-------- RAW RECORDS --------

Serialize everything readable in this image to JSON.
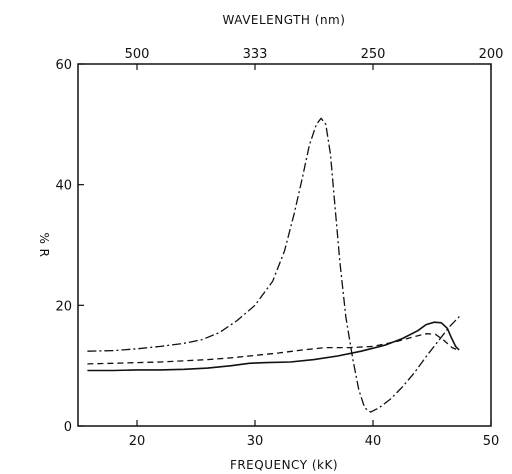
{
  "chart_data": {
    "type": "line",
    "xlabel": "FREQUENCY (kK)",
    "ylabel": "% R",
    "top_axis_label": "WAVELENGTH (nm)",
    "xlim": [
      15,
      50
    ],
    "ylim": [
      0,
      60
    ],
    "x_ticks": [
      20,
      30,
      40,
      50
    ],
    "y_ticks": [
      0,
      20,
      40,
      60
    ],
    "top_ticks": [
      {
        "label": "500",
        "frequency": 20
      },
      {
        "label": "333",
        "frequency": 30
      },
      {
        "label": "250",
        "frequency": 40
      },
      {
        "label": "200",
        "frequency": 50
      }
    ],
    "grid": false,
    "series": [
      {
        "style": "solid",
        "points": [
          [
            15.8,
            9.2
          ],
          [
            18,
            9.2
          ],
          [
            20,
            9.3
          ],
          [
            22,
            9.3
          ],
          [
            24,
            9.4
          ],
          [
            26,
            9.6
          ],
          [
            28,
            10.0
          ],
          [
            29.5,
            10.4
          ],
          [
            31,
            10.5
          ],
          [
            33,
            10.6
          ],
          [
            35,
            11.0
          ],
          [
            37,
            11.6
          ],
          [
            39,
            12.4
          ],
          [
            41,
            13.4
          ],
          [
            42.5,
            14.5
          ],
          [
            43.8,
            15.8
          ],
          [
            44.5,
            16.8
          ],
          [
            45.2,
            17.2
          ],
          [
            45.8,
            17.1
          ],
          [
            46.3,
            16.2
          ],
          [
            46.6,
            14.8
          ],
          [
            47.0,
            13.2
          ],
          [
            47.3,
            12.6
          ]
        ]
      },
      {
        "style": "dashed",
        "points": [
          [
            15.8,
            10.3
          ],
          [
            18,
            10.4
          ],
          [
            20,
            10.5
          ],
          [
            22,
            10.6
          ],
          [
            24,
            10.8
          ],
          [
            26,
            11.0
          ],
          [
            28,
            11.3
          ],
          [
            30,
            11.7
          ],
          [
            32,
            12.1
          ],
          [
            34,
            12.6
          ],
          [
            36,
            13.0
          ],
          [
            38,
            13.0
          ],
          [
            40,
            13.2
          ],
          [
            42,
            14.0
          ],
          [
            43.5,
            14.8
          ],
          [
            44.5,
            15.3
          ],
          [
            45.3,
            15.2
          ],
          [
            46.0,
            14.2
          ],
          [
            46.7,
            13.0
          ],
          [
            47.2,
            12.6
          ]
        ]
      },
      {
        "style": "dash-dot",
        "points": [
          [
            15.8,
            12.4
          ],
          [
            18,
            12.5
          ],
          [
            20,
            12.8
          ],
          [
            22,
            13.2
          ],
          [
            24,
            13.7
          ],
          [
            25.5,
            14.3
          ],
          [
            27,
            15.5
          ],
          [
            28.5,
            17.5
          ],
          [
            30,
            20.0
          ],
          [
            31.5,
            24.0
          ],
          [
            32.5,
            29.0
          ],
          [
            33.3,
            35.0
          ],
          [
            34,
            41.0
          ],
          [
            34.6,
            46.5
          ],
          [
            35.2,
            50.0
          ],
          [
            35.6,
            51.0
          ],
          [
            36,
            50.0
          ],
          [
            36.4,
            45.0
          ],
          [
            36.8,
            36.0
          ],
          [
            37.2,
            27.0
          ],
          [
            37.7,
            18.0
          ],
          [
            38.3,
            11.0
          ],
          [
            38.8,
            6.0
          ],
          [
            39.3,
            3.0
          ],
          [
            39.8,
            2.3
          ],
          [
            40.5,
            3.0
          ],
          [
            41.5,
            4.5
          ],
          [
            42.5,
            6.5
          ],
          [
            43.5,
            8.8
          ],
          [
            44.5,
            11.5
          ],
          [
            45.5,
            14.0
          ],
          [
            46.5,
            16.5
          ],
          [
            47.5,
            18.5
          ]
        ]
      }
    ]
  }
}
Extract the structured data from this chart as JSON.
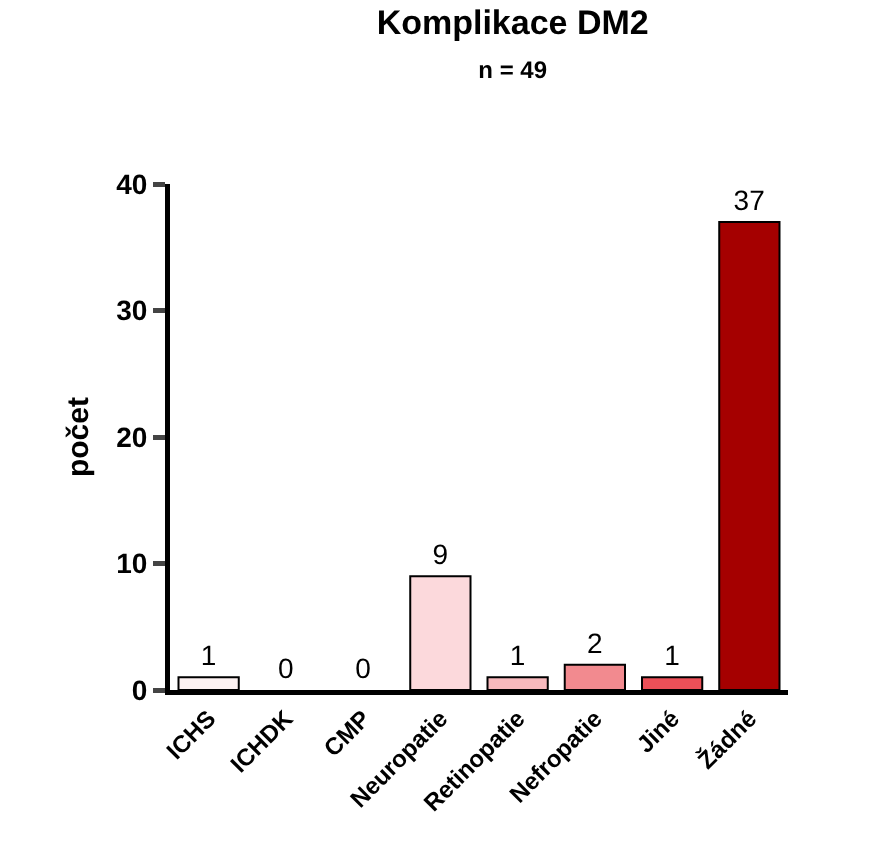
{
  "chart_data": {
    "type": "bar",
    "title": "Komplikace DM2",
    "subtitle": "n = 49",
    "ylabel": "počet",
    "categories": [
      "ICHS",
      "ICHDK",
      "CMP",
      "Neuropatie",
      "Retinopatie",
      "Nefropatie",
      "Jiné",
      "Žádné"
    ],
    "values": [
      1,
      0,
      0,
      9,
      1,
      2,
      1,
      37
    ],
    "colors": [
      "#fdf2f2",
      "#fde6e7",
      "#fcdadd",
      "#fcd9dc",
      "#f7b9bd",
      "#f28a8f",
      "#ec5058",
      "#a50000"
    ],
    "ylim": [
      0,
      40
    ],
    "yticks": [
      0,
      10,
      20,
      30,
      40
    ],
    "grid": false,
    "data_labels": true
  }
}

--------

REQUIRED TASK: Take the line with "Extract the structured" as the first line and the last line of the records above as the final one; reproduce exactly the lines between them, both included, without pictures.

REPLY TO THE EXERCISE:
Extract the structured data from this chart as JSON.
{
  "chart_data": {
    "type": "bar",
    "title": "Komplikace DM2",
    "subtitle": "n = 49",
    "ylabel": "počet",
    "categories": [
      "ICHS",
      "ICHDK",
      "CMP",
      "Neuropatie",
      "Retinopatie",
      "Nefropatie",
      "Jiné",
      "Žádné"
    ],
    "values": [
      1,
      0,
      0,
      9,
      1,
      2,
      1,
      37
    ],
    "colors": [
      "#fdf2f2",
      "#fde6e7",
      "#fcdadd",
      "#fcd9dc",
      "#f7b9bd",
      "#f28a8f",
      "#ec5058",
      "#a50000"
    ],
    "ylim": [
      0,
      40
    ],
    "yticks": [
      0,
      10,
      20,
      30,
      40
    ],
    "grid": false,
    "data_labels": true
  }
}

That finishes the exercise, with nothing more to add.